■ What you will do ■
Copy each line holding the string "profile".

┄┄┄┄┄┄

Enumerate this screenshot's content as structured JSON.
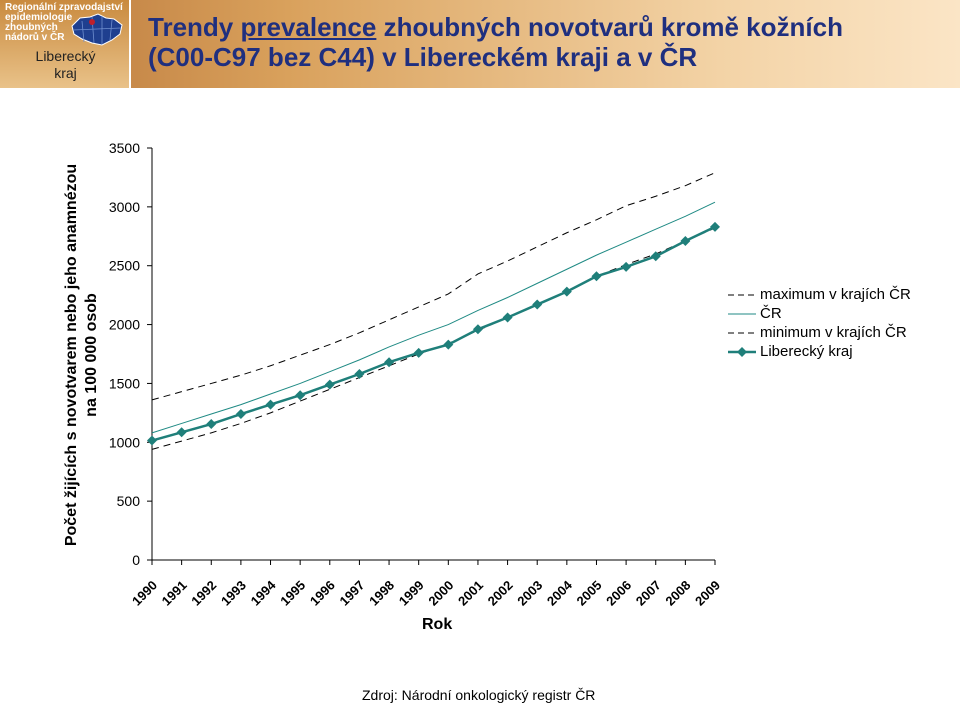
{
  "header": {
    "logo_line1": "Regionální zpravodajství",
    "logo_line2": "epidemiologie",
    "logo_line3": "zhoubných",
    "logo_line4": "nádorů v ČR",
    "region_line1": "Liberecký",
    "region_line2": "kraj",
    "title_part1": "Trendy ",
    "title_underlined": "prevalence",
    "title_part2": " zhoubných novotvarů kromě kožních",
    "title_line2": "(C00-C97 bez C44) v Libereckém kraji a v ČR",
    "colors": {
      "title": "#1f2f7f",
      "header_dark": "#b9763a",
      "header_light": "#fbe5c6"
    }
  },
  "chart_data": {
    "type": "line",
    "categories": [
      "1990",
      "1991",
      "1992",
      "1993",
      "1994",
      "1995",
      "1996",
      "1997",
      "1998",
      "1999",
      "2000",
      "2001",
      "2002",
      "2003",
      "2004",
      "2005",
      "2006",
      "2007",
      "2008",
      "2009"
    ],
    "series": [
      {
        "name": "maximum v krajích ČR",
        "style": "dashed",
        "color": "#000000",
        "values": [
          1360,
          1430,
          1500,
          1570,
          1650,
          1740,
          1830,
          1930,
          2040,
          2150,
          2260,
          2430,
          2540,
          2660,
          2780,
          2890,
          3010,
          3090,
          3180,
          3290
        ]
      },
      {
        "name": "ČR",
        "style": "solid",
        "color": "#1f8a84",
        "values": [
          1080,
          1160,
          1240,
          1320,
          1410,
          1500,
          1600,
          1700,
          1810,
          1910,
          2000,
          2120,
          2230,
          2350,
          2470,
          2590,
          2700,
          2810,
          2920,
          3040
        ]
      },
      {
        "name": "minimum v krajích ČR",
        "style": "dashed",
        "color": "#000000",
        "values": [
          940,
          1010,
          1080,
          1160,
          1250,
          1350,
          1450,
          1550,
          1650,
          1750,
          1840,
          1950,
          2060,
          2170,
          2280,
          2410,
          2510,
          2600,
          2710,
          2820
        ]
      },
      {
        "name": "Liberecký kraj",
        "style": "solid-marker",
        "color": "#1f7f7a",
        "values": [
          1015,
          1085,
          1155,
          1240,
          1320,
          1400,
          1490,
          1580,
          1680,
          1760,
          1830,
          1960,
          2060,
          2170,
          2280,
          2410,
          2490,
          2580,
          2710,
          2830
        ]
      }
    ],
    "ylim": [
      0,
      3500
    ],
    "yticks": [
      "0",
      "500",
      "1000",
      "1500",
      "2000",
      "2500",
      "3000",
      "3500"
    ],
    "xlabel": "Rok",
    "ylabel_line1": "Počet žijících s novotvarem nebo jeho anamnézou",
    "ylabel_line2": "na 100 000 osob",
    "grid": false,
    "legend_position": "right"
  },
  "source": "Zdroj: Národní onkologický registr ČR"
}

┄┄┄┄┄┄

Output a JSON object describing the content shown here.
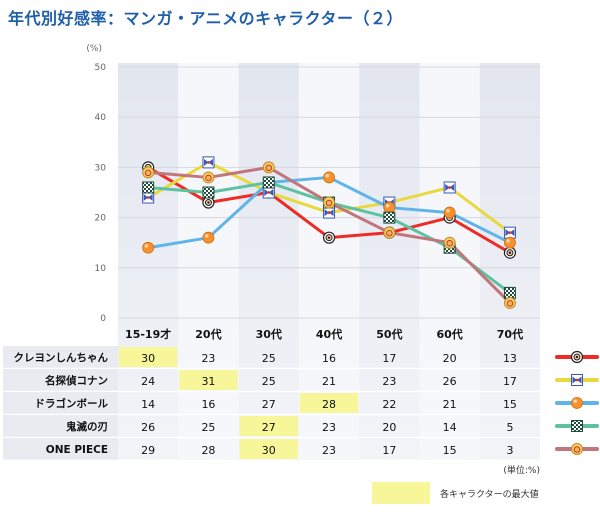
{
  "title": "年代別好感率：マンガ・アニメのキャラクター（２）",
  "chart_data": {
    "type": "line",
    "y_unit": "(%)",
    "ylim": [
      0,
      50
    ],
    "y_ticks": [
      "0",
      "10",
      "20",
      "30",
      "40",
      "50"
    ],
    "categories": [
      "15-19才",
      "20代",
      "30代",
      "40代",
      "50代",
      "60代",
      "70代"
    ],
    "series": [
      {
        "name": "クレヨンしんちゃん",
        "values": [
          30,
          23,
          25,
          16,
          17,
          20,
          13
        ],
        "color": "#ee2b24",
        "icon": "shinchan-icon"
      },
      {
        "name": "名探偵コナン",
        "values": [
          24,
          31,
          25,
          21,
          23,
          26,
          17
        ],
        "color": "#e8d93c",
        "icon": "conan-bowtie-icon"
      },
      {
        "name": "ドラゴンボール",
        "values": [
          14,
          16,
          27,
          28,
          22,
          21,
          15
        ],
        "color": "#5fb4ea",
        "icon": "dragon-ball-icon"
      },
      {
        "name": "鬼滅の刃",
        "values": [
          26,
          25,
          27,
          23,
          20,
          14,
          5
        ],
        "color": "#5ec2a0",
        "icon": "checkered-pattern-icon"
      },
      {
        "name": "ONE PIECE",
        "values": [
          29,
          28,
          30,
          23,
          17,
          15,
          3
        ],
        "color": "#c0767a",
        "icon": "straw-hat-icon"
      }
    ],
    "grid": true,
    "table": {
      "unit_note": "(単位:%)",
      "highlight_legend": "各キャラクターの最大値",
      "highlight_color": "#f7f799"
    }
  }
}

┄┄┄┄┄┄

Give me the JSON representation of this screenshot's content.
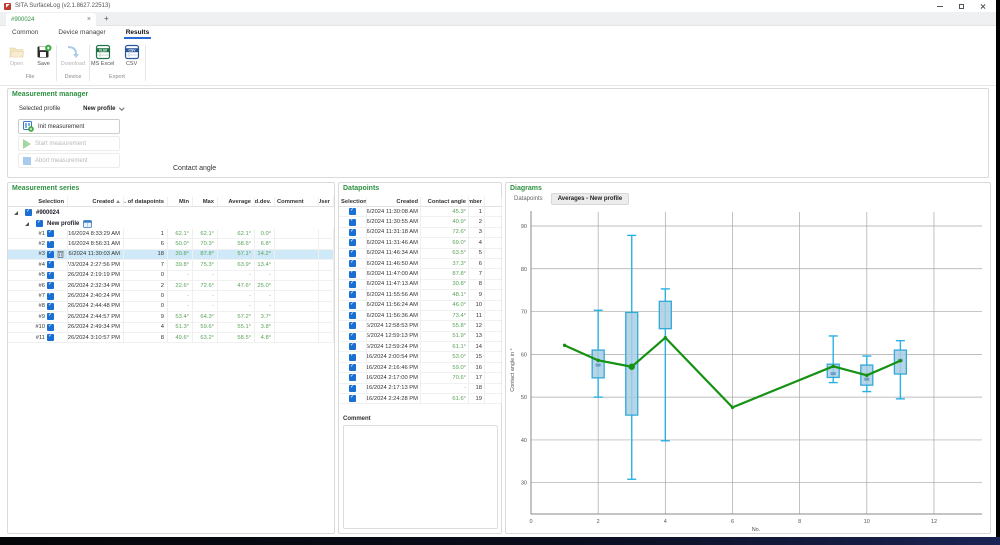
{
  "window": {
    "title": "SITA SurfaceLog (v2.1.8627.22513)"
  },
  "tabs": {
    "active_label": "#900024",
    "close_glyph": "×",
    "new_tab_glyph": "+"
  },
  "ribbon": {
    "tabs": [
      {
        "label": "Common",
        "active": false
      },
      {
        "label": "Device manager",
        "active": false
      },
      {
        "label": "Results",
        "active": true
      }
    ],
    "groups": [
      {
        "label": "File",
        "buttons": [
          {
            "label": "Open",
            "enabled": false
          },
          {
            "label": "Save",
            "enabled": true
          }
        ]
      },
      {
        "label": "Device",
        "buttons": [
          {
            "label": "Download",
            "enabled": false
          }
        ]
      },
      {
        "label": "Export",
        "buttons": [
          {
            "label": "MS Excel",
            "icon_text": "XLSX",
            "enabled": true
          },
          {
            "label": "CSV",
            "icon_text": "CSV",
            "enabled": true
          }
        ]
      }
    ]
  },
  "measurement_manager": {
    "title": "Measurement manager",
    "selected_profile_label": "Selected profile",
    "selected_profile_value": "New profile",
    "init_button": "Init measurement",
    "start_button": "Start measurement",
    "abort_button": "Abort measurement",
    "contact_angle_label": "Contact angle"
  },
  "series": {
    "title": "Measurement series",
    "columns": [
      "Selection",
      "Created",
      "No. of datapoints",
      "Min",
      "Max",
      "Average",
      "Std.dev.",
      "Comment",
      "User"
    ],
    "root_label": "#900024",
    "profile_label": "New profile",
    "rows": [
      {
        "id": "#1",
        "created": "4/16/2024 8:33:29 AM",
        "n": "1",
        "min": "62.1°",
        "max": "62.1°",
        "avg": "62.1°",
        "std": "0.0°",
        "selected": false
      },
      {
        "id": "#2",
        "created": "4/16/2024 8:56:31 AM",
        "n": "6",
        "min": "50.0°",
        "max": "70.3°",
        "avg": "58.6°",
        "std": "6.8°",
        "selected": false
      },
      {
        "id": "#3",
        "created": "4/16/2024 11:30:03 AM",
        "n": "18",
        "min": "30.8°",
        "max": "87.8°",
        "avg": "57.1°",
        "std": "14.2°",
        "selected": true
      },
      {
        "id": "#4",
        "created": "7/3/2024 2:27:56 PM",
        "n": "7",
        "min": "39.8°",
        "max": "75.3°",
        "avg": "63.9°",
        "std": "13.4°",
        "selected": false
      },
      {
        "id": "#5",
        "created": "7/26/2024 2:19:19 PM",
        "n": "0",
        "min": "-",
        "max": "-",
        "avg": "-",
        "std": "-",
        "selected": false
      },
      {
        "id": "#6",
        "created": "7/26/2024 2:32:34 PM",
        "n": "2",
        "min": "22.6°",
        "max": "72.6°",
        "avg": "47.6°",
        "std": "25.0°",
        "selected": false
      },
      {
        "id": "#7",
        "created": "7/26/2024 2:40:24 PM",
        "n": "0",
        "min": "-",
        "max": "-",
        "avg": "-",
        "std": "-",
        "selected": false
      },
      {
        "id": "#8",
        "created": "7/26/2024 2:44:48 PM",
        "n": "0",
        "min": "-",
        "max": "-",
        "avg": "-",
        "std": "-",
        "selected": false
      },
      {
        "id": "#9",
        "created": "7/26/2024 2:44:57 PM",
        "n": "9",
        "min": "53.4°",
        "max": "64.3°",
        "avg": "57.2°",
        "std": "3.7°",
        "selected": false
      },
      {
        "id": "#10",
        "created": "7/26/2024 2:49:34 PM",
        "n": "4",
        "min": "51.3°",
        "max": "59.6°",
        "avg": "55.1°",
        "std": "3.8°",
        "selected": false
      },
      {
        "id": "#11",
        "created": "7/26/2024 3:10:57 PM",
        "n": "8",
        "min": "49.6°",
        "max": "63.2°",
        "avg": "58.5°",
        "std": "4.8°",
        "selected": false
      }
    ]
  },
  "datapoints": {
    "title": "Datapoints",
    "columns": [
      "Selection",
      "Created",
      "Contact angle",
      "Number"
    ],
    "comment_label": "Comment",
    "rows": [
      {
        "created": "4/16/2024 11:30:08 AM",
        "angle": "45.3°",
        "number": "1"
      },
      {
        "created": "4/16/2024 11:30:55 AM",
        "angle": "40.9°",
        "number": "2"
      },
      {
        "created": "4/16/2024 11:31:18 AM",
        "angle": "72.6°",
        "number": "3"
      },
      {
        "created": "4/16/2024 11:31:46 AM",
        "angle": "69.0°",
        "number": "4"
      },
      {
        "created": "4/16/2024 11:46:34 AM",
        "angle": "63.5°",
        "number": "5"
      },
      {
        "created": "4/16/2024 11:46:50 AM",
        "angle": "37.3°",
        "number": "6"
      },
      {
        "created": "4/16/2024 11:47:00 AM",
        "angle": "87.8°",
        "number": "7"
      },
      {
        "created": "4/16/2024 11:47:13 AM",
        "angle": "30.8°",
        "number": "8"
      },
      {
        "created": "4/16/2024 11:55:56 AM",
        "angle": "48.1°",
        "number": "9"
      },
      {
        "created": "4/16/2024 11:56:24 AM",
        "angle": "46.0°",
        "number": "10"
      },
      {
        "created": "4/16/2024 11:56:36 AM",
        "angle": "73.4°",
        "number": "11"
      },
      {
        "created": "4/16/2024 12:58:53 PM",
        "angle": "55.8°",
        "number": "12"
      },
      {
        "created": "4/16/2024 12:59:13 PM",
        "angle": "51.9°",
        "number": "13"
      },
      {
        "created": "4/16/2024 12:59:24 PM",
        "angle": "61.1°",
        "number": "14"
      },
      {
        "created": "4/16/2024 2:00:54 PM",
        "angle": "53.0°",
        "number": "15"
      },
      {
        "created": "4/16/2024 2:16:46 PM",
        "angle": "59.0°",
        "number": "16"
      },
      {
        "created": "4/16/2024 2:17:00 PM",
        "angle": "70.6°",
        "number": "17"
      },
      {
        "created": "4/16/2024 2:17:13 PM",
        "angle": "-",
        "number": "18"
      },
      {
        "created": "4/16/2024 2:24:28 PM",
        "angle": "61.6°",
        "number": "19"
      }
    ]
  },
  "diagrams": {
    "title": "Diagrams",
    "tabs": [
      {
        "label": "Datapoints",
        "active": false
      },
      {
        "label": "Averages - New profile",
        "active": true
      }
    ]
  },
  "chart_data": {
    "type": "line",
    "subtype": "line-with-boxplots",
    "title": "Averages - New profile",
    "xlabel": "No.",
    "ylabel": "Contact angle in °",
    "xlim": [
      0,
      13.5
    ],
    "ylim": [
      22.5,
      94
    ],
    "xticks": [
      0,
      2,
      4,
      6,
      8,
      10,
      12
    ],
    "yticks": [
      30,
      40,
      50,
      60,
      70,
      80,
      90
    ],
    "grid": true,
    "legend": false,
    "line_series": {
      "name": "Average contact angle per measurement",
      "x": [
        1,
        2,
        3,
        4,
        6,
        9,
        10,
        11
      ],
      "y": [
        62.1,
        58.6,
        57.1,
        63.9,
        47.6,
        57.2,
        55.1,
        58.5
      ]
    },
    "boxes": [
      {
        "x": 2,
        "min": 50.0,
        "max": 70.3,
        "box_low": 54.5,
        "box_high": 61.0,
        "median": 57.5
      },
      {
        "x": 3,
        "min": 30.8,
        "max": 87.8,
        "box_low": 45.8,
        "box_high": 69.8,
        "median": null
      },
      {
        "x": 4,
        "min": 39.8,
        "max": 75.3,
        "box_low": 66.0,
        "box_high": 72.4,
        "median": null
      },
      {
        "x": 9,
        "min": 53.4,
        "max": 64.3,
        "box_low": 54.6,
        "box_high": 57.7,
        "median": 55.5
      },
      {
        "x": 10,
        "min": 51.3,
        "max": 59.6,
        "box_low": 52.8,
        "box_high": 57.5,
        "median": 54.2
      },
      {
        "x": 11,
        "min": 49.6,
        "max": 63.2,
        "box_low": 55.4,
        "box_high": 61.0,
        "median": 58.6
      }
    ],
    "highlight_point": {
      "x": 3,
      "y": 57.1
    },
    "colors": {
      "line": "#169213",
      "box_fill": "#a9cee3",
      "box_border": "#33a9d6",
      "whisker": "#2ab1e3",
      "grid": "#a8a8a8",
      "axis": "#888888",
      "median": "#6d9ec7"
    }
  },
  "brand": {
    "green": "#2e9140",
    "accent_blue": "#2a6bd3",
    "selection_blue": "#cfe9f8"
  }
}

┄┄┄┄┄┄

■ The reply ■
    "selected_profile_label": "Selected profile",
    "selected_profile_value": "New profile",
    "profile_label": "New profile",
        "label": "Averages - New profile",
    "title": "Averages - New profile",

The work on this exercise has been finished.